> TASK BRIEF
Exclude the pictures and retype the entries as written.

> EXTRACTED RECORDS

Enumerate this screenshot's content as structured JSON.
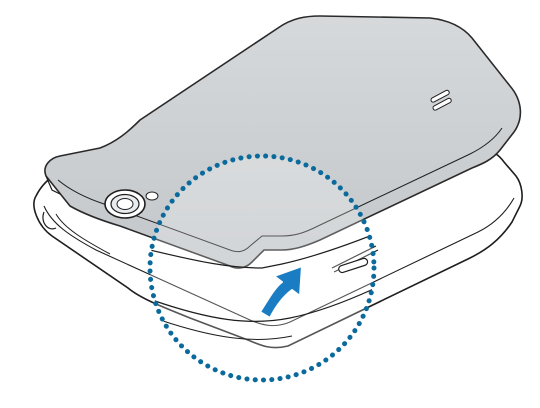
{
  "illustration": {
    "subject": "phone-back-cover-removal",
    "icons": [
      "phone-body-icon",
      "back-cover-icon",
      "camera-lens-icon",
      "speaker-grille-icon",
      "magnifier-circle-icon",
      "lift-arrow-icon"
    ],
    "colors": {
      "background": "#ffffff",
      "cover_fill": "#cfd3d6",
      "cover_outline": "#2a2a2a",
      "body_fill": "#ffffff",
      "line": "#1e1e1e",
      "callout_dots": "#0b6a9c",
      "arrow_fill": "#1a7cc2"
    }
  }
}
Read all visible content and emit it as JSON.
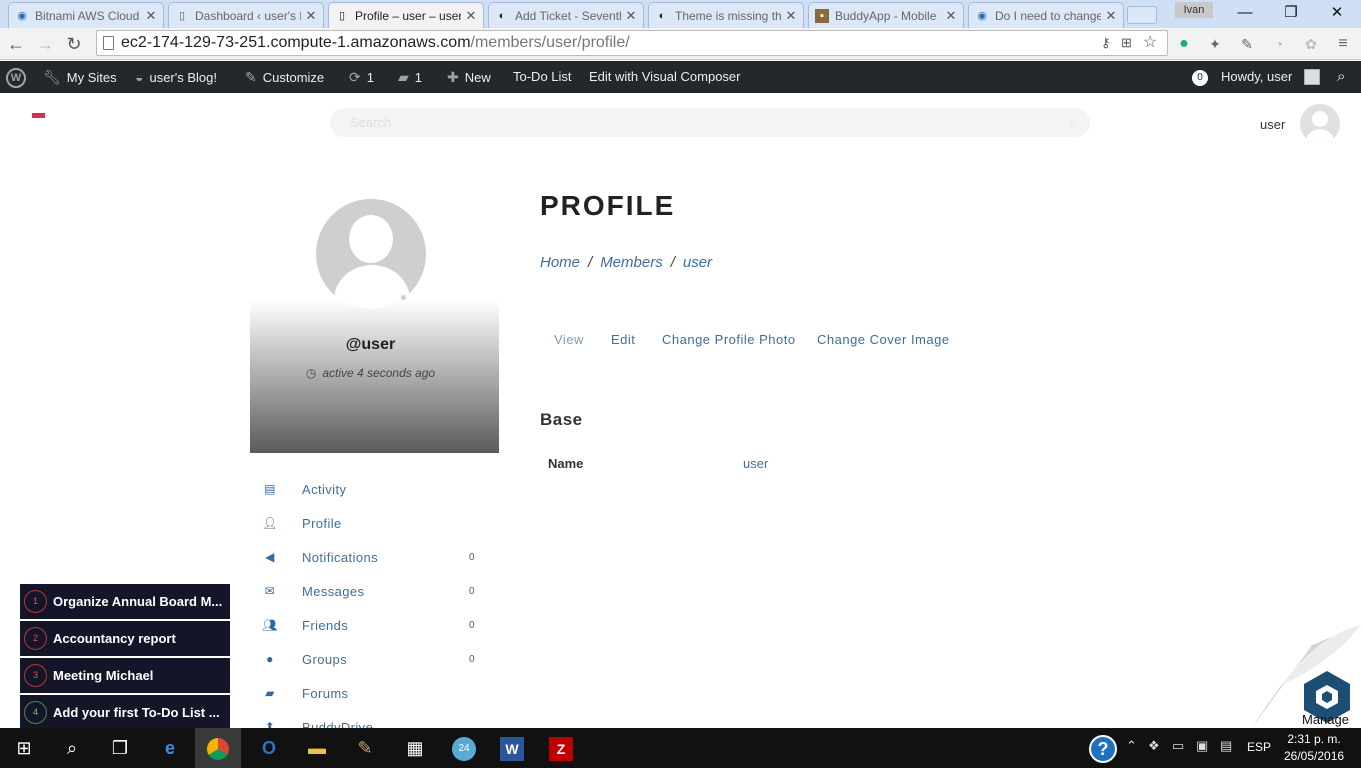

> ANSWER TO THE TASK
Enumerate this screenshot's content as structured JSON.
{
  "illustration": {
    "subject": "phone-back-cover-removal",
    "icons": [
      "phone-body-icon",
      "back-cover-icon",
      "camera-lens-icon",
      "speaker-grille-icon",
      "magnifier-circle-icon",
      "lift-arrow-icon"
    ],
    "colors": {
      "background": "#ffffff",
      "cover_fill": "#cfd3d6",
      "cover_outline": "#2a2a2a",
      "body_fill": "#ffffff",
      "line": "#1e1e1e",
      "callout_dots": "#0b6a9c",
      "arrow_fill": "#1a7cc2"
    }
  }
}
Read all visible content and emit it as JSON.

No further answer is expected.